** Teks Halaman **

Definisi
Pencucian uang adalah proses atau perbuatan yang menggunakan uang hasil tindak pidana atau uang haram istilahnya proceed of crime. Dengan perbuatan itu, uang disembunyikan atau dikaburkan asal usulnya oleh si pelaku, sehingga kemudian seolah-olah muncul uang yang sah atau yang halal. Jadi dalam pengertian popular, pencucian uang itu, adalah uang haram atau uang tidak sah kemudian dengan perbuatan dan proses tertentu, dikaburkan atau disembunyikan asal usulnya dijauhkan kemudian seolah-olah nanti muncul uang yang sah atau uang yang halal . Dalam pengertian yuridis pencucian uang dibedakan dalam dua tindak pidana.
Yang pertama tindak pidana aktif, di mana seseorang dengan sengaja menempatkan, mentransfer, membayarkan, membelanjakan, menghibahkan, menyumbang- kan, menitipkan, membawa ke luar negeri, menukarkan, atau perbuatan lainnya atas Harta Kekayaan yang diketahuinya atau patut diduga merupakan hasil tindak pidana dengan maksud untuk menyembunyikan, atau menyamarkan asal usul Harta Kekayaan sehingga seolah-olah menjadi Harta Kekayaan yang sah .

** Tugas Wajib 1 **
Tuliskan kembali tanpa perubahan baris-baris catatan dari baris yang memuat "red-signal-dot (1089, 1000, 1093, 1004)" sampai baris yang memuat "green-signal-dot (1288, 451, 1292, 455)", termasuk kedua baris tersebut.
Teks definisi ini tidak berkaitan dengan catatan yang menyertainya.

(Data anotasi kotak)

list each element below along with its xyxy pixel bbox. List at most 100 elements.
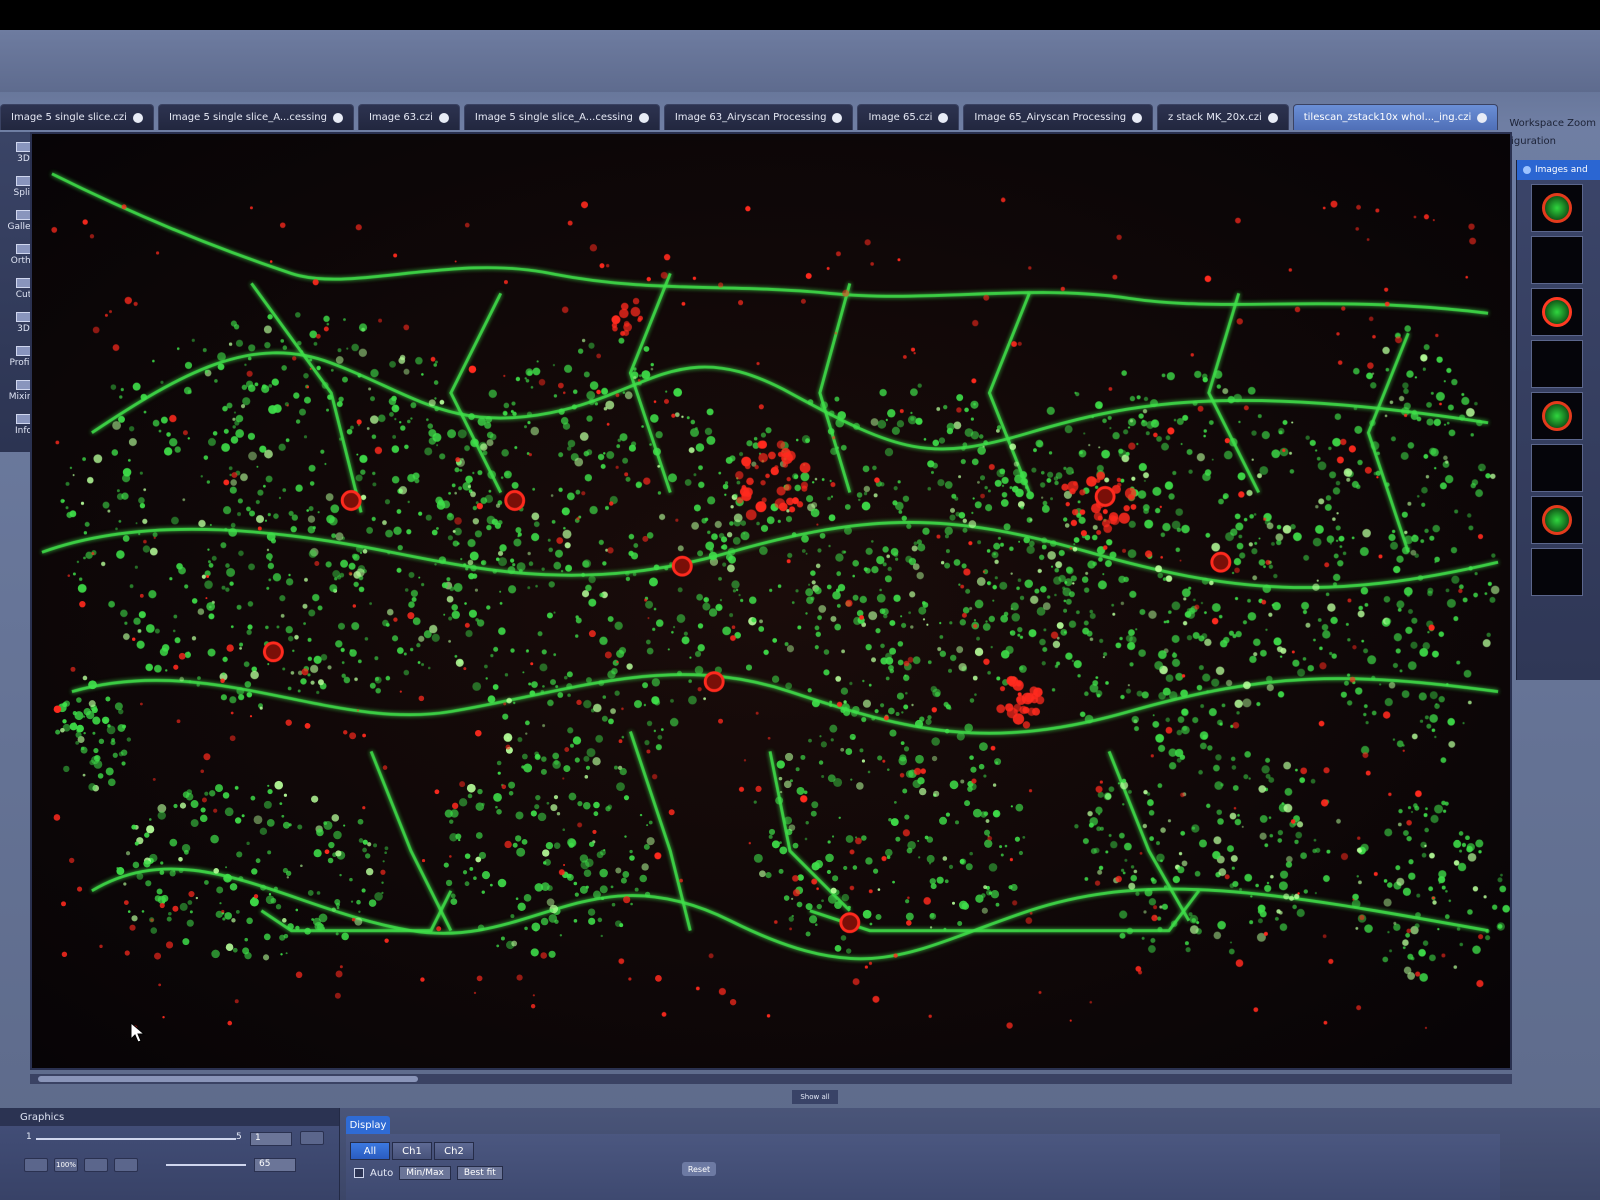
red-signal-dot (1089, 1000, 1093, 1004)
green-signal-dot (1261, 765, 1270, 774)
red-signal-dot (434, 789, 440, 795)
green-signal-dot (623, 795, 630, 801)
green-signal-dot (340, 647, 345, 653)
image-thumbnail[interactable] (1531, 184, 1583, 232)
document-tab[interactable]: Image 5 single slice.czi (0, 104, 154, 130)
images-panel-header[interactable]: Images and (1517, 160, 1600, 180)
document-tab[interactable]: Image 5 single slice_A...cessing (463, 104, 660, 130)
image-thumbnail[interactable] (1531, 236, 1583, 284)
close-icon[interactable] (1477, 112, 1488, 123)
reset-button[interactable]: Reset (682, 1162, 716, 1176)
channel-ch2-button[interactable]: Ch2 (434, 1142, 474, 1160)
green-signal-dot (814, 923, 818, 927)
image-thumbnail[interactable] (1531, 340, 1583, 388)
green-signal-dot (1105, 850, 1109, 854)
green-signal-dot (503, 411, 508, 416)
close-icon[interactable] (438, 112, 449, 123)
red-signal-dot (789, 927, 792, 931)
green-signal-dot (357, 659, 362, 664)
tab-display[interactable]: Display (346, 1116, 390, 1134)
green-signal-dot (677, 587, 683, 593)
image-thumbnail[interactable] (1531, 444, 1583, 492)
green-signal-dot (165, 669, 168, 672)
workspace-zoom-label[interactable]: Workspace Zoom (1509, 118, 1596, 129)
close-icon[interactable] (638, 112, 649, 123)
play-button[interactable] (300, 1131, 324, 1145)
close-icon[interactable] (332, 112, 343, 123)
green-signal-dot (533, 521, 540, 528)
image-thumbnail[interactable] (1531, 548, 1583, 596)
green-signal-dot (779, 790, 783, 794)
document-tab[interactable]: z stack MK_20x.czi (1157, 104, 1289, 130)
green-signal-dot (1288, 451, 1292, 455)
graphics-panel-header[interactable]: Graphics (0, 1108, 339, 1126)
green-signal-dot (384, 499, 391, 505)
green-signal-dot (1459, 942, 1464, 947)
close-icon[interactable] (832, 112, 843, 123)
red-signal-dot (178, 652, 186, 660)
zoom-spinbox[interactable]: 65 (254, 1158, 296, 1172)
red-signal-dot (868, 961, 873, 965)
green-signal-dot (232, 417, 236, 421)
green-signal-dot (1150, 877, 1155, 882)
green-signal-dot (464, 445, 470, 452)
green-signal-dot (1148, 898, 1157, 906)
green-signal-dot (1016, 586, 1020, 591)
scrollbar-thumb[interactable] (38, 1076, 418, 1082)
red-signal-dot (972, 319, 979, 327)
show-all-button[interactable]: Show all (792, 1090, 838, 1104)
zoom-slider[interactable] (166, 1164, 246, 1166)
green-signal-dot (655, 431, 663, 439)
green-signal-dot (385, 623, 390, 627)
red-signal-dot (1364, 466, 1372, 474)
z-slider[interactable] (36, 1138, 236, 1140)
green-signal-dot (953, 421, 962, 430)
document-tab[interactable]: Image 65.czi (857, 104, 960, 130)
red-signal-dot (503, 702, 507, 706)
green-signal-dot (910, 411, 913, 415)
red-signal-dot (826, 266, 830, 270)
horizontal-scrollbar[interactable] (30, 1074, 1512, 1084)
document-tab[interactable]: tilescan_zstack10x whol..._ing.czi (1292, 104, 1499, 130)
channel-ch1-button[interactable]: Ch1 (392, 1142, 432, 1160)
green-signal-dot (1309, 439, 1316, 446)
image-thumbnail[interactable] (1531, 392, 1583, 440)
green-signal-dot (434, 397, 437, 400)
zoom-in-icon[interactable] (114, 1158, 138, 1172)
green-signal-dot (655, 744, 662, 751)
red-signal-dot (253, 894, 259, 899)
green-signal-dot (610, 885, 614, 889)
zoom-100-button[interactable]: 100% (54, 1158, 78, 1172)
document-tab[interactable]: Image 65_Airyscan Processing (963, 104, 1154, 130)
fit-icon[interactable] (24, 1158, 48, 1172)
image-thumbnail[interactable] (1531, 496, 1583, 544)
z-spinbox[interactable]: 1 (250, 1132, 292, 1146)
green-signal-dot (1346, 477, 1351, 482)
green-signal-dot (316, 891, 321, 895)
red-signal-dot (143, 539, 147, 544)
close-icon[interactable] (1132, 112, 1143, 123)
image-viewer[interactable] (30, 132, 1512, 1070)
close-icon[interactable] (938, 112, 949, 123)
green-signal-dot (546, 885, 553, 892)
close-icon[interactable] (132, 112, 143, 123)
close-icon[interactable] (1267, 112, 1278, 123)
minmax-button[interactable]: Min/Max (399, 1166, 451, 1180)
green-signal-dot (1003, 523, 1011, 531)
document-tab[interactable]: Image 63.czi (357, 104, 460, 130)
bestfit-button[interactable]: Best fit (456, 1166, 503, 1180)
image-thumbnail[interactable] (1531, 288, 1583, 336)
document-tab[interactable]: Image 63_Airyscan Processing (663, 104, 854, 130)
document-tab[interactable]: Image 5 single slice_A...cessing (157, 104, 354, 130)
green-signal-dot (815, 631, 821, 637)
green-signal-dot (1212, 850, 1221, 860)
green-signal-dot (1284, 787, 1293, 796)
auto-checkbox[interactable] (354, 1168, 364, 1178)
channel-all-button[interactable]: All (350, 1142, 390, 1160)
red-signal-dot (476, 975, 483, 982)
green-signal-dot (410, 402, 417, 409)
green-signal-dot (1143, 789, 1148, 795)
green-signal-dot (1259, 832, 1267, 840)
green-signal-dot (275, 904, 282, 910)
zoom-out-icon[interactable] (84, 1158, 108, 1172)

** Tugas Wajib 2 **
Menurut teks definisi, secara yuridis pencucian uang dibedakan ke dalam berapa tindak pidana?

** Jawaban Akhir 1 **
red-signal-dot (1089, 1000, 1093, 1004)
green-signal-dot (1261, 765, 1270, 774)
red-signal-dot (434, 789, 440, 795)
green-signal-dot (623, 795, 630, 801)
green-signal-dot (340, 647, 345, 653)
image-thumbnail[interactable] (1531, 184, 1583, 232)
document-tab[interactable]: Image 5 single slice.czi (0, 104, 154, 130)
images-panel-header[interactable]: Images and (1517, 160, 1600, 180)
document-tab[interactable]: Image 5 single slice_A...cessing (463, 104, 660, 130)
image-thumbnail[interactable] (1531, 236, 1583, 284)
close-icon[interactable] (1477, 112, 1488, 123)
reset-button[interactable]: Reset (682, 1162, 716, 1176)
channel-ch2-button[interactable]: Ch2 (434, 1142, 474, 1160)
green-signal-dot (814, 923, 818, 927)
image-thumbnail[interactable] (1531, 340, 1583, 388)
green-signal-dot (1105, 850, 1109, 854)
green-signal-dot (503, 411, 508, 416)
close-icon[interactable] (438, 112, 449, 123)
red-signal-dot (789, 927, 792, 931)
green-signal-dot (357, 659, 362, 664)
tab-display[interactable]: Display (346, 1116, 390, 1134)
green-signal-dot (677, 587, 683, 593)
image-thumbnail[interactable] (1531, 444, 1583, 492)
green-signal-dot (165, 669, 168, 672)
workspace-zoom-label[interactable]: Workspace Zoom (1509, 118, 1596, 129)
close-icon[interactable] (638, 112, 649, 123)
play-button[interactable] (300, 1131, 324, 1145)
close-icon[interactable] (332, 112, 343, 123)
green-signal-dot (533, 521, 540, 528)
image-thumbnail[interactable] (1531, 548, 1583, 596)
green-signal-dot (779, 790, 783, 794)
document-tab[interactable]: z stack MK_20x.czi (1157, 104, 1289, 130)
green-signal-dot (1288, 451, 1292, 455)

** Jawaban Akhir 2 **
Dua tindak pidana.